Start of Text under study

The art used in the play will join other wetlands-inspired works from other area artists on Friday at an exhibit at the Percolator, in the alley behind the Lawrence Arts Center, 940 N.H.

In addition to the kids who performed, Perry teamed up with the youths at the Douglas County Juvenile Detention Center, who made the masks used in the play.

Laura Ramberg, art teacher at the juvenile center, organized speakers to talk to the youths about the wetlands and provide an introduction to theater.

“They were exposed to a lot of different things,” Ramberg said. “It’s important to find ways for them to find their voice and for them to use it.”

Dakota Collins, 12, who will enter Central Junior High School this fall, already knew she loved acting, but the experience helped teach her about the importance of the wetlands.

“I’ve learned that the wetlands are pretty special,” said Dakota, who talked about preserving unmarked graves and the wildlife on the land. “I’ve learned to just embrace the wetlands.”

Comments

just_another_bozo_on_this_bus 4 years, 11 months ago

Yea, you wouldn't want these kids to get the idea that wetlands were anything but a future site for pavement.

zbarf 4 years, 11 months ago

I toss thy holy hand grenade of Antioch into the wetlands to kill the beast with HUGE fangs.

Silly...you bet

But no worse then the people who continue to pretend that the stinking bog south of town is some mythical land that needs to be protected from the evil people that want to make a road... so we can drive to work.

End of Text under study
Start of Material shown

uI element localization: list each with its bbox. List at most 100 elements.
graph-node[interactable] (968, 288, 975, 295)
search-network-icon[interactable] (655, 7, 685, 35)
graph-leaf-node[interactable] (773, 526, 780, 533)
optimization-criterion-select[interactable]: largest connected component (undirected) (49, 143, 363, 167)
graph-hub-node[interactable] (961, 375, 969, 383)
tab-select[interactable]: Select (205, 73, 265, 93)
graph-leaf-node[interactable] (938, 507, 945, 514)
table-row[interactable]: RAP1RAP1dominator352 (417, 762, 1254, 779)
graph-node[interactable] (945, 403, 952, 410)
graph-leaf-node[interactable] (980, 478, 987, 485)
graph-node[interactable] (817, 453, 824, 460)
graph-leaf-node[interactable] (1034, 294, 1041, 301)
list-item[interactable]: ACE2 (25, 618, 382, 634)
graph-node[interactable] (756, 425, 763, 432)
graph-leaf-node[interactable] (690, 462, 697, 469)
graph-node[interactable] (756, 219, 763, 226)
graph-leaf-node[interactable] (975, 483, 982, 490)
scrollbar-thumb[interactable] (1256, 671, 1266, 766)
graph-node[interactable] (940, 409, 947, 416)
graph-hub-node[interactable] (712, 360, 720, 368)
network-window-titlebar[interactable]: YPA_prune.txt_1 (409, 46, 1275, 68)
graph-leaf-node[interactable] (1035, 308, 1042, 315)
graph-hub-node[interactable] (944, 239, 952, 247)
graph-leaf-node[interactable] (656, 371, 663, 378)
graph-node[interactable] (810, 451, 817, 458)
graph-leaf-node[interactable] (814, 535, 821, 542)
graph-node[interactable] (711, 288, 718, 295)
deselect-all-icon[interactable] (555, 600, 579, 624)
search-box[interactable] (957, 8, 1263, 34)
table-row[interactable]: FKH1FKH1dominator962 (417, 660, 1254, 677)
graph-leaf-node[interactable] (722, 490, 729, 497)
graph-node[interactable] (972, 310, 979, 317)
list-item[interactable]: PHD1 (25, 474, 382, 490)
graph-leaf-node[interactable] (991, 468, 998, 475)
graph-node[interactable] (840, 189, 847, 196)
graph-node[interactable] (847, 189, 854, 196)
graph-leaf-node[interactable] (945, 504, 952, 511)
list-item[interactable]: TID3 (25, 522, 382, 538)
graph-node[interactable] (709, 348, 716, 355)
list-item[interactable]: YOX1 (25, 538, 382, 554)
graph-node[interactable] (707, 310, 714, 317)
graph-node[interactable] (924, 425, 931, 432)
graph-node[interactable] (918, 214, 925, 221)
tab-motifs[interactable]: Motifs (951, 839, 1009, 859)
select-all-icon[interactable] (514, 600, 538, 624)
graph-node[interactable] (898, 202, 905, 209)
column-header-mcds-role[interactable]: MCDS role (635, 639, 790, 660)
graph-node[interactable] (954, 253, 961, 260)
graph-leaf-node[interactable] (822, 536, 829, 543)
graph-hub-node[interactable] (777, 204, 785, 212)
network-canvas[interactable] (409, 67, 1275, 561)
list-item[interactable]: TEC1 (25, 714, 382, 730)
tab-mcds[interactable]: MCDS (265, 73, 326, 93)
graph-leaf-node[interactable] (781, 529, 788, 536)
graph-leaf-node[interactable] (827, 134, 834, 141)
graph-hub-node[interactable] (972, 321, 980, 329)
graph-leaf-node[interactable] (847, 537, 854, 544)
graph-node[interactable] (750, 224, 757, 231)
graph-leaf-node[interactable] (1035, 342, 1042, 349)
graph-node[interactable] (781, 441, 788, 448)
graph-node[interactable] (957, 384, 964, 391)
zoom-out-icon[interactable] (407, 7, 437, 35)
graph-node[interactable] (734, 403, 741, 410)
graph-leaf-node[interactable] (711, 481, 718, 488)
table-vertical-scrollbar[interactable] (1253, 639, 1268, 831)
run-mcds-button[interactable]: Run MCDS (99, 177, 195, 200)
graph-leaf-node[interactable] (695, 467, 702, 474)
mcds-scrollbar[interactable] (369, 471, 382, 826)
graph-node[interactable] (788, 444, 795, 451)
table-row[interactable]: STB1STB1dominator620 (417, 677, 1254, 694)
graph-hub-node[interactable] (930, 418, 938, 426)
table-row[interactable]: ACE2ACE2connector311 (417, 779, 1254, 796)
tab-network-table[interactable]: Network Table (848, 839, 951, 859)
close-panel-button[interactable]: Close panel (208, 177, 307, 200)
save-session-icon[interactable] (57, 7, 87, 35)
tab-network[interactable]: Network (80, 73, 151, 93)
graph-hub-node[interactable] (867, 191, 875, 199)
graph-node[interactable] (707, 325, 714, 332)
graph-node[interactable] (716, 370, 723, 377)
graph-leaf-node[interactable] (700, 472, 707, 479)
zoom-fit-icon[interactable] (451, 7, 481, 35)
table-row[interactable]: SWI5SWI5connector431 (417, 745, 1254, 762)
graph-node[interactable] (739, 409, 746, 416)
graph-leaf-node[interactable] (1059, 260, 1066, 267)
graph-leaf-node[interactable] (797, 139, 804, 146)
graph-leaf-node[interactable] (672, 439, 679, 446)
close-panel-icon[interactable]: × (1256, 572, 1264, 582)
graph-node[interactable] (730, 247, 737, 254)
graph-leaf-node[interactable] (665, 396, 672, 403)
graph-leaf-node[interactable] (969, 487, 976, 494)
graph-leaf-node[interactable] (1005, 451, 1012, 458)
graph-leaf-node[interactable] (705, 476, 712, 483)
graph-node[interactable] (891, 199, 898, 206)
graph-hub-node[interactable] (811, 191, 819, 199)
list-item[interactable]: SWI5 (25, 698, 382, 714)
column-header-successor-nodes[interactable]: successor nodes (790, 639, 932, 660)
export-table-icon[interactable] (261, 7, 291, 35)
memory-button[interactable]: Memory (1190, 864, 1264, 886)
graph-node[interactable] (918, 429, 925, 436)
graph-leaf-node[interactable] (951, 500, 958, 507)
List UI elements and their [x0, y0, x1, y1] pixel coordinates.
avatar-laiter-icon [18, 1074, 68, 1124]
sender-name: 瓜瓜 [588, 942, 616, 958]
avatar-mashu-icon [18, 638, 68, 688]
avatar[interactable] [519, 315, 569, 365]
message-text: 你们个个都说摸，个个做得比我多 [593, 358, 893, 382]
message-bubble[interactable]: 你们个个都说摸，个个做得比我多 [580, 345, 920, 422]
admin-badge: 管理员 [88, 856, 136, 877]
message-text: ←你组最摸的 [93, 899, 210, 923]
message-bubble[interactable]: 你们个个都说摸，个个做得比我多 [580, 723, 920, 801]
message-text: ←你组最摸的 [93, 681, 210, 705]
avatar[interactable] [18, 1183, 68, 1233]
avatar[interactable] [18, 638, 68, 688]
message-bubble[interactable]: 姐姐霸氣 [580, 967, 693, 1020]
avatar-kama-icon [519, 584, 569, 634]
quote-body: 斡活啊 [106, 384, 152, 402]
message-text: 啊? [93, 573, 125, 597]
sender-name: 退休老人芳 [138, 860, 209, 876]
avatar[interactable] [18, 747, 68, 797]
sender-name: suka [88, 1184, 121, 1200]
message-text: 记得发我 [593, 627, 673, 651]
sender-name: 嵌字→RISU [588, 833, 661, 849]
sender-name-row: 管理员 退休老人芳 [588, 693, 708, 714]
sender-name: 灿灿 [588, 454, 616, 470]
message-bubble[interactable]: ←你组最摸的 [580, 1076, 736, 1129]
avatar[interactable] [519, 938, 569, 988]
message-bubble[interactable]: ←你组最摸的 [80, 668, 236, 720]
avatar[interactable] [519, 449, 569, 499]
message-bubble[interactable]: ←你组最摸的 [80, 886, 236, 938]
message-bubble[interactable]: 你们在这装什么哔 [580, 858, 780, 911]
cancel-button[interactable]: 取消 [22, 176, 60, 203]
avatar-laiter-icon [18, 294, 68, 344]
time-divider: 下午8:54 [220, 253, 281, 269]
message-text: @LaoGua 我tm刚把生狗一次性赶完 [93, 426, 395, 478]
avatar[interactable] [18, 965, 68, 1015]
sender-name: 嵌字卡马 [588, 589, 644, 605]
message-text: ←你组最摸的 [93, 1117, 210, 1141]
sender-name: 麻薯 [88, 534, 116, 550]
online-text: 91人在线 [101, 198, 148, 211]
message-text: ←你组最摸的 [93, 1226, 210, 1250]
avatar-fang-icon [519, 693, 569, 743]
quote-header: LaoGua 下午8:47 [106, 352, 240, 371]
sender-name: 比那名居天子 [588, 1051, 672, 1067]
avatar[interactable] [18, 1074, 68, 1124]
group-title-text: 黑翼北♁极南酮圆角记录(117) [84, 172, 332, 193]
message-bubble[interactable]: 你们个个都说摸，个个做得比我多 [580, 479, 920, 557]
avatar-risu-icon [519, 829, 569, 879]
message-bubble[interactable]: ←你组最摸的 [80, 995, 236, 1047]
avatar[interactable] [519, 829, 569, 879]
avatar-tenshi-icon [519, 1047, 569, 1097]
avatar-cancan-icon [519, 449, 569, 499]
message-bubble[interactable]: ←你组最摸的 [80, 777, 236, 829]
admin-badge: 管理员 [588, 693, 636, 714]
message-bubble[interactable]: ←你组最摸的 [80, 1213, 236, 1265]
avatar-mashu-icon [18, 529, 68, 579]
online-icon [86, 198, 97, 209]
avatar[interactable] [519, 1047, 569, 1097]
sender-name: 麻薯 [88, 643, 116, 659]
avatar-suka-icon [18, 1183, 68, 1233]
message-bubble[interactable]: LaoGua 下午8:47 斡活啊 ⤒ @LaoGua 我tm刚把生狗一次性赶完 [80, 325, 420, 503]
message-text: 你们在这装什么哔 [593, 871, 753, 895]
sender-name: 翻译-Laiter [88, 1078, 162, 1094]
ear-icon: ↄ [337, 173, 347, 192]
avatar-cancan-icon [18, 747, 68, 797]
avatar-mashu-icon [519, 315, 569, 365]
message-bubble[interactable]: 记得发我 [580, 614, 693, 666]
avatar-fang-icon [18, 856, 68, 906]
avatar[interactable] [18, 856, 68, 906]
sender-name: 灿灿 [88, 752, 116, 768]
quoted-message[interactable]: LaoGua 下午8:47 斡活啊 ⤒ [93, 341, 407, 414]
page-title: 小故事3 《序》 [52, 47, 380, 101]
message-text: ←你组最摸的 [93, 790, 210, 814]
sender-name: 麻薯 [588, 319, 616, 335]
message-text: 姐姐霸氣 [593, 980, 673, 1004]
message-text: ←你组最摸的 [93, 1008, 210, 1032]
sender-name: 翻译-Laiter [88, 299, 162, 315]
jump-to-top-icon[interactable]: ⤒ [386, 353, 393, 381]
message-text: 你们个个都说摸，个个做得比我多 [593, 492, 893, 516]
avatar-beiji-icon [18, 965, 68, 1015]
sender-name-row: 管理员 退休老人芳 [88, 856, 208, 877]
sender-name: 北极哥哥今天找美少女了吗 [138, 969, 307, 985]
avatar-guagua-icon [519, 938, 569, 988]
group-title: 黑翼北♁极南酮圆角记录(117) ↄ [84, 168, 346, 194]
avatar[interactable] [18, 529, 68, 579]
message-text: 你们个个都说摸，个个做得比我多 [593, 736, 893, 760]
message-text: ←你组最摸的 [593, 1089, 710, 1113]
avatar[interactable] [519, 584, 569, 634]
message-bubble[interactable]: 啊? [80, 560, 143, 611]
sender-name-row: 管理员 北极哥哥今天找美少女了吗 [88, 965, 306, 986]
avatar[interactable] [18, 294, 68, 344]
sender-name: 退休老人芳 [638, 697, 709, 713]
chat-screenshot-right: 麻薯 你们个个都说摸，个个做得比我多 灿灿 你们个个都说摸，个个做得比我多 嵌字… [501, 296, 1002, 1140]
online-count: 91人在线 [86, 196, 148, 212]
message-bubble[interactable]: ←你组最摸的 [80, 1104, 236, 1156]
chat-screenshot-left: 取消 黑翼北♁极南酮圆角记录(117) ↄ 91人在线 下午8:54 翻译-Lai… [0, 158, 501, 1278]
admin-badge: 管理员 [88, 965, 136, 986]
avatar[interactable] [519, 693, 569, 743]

End of Material shown

- _Required action A_
Can you write out the wetlands article from "But no worse" down to "drive to work."?
- _Required action B_
Answer these questions about the wetlands article:
(i) Where will the exhibit of wetlands-inspired works be held on Friday?
(ii) Who made the masks used in the play?
(iii) Which school will Dakota Collins enter this fall?
Work only from the wetlands article, not the data.

- _Written reply A_
But no worse then the people who continue to pretend that the stinking bog south of town is some mythical land that needs to be protected from the evil people that want to make a road... so we can drive to work.

- _Written reply B_
(i) At the Percolator, in the alley behind the Lawrence Arts Center, 940 N.H.
(ii) The youths at the Douglas County Juvenile Detention Center.
(iii) Central Junior High School.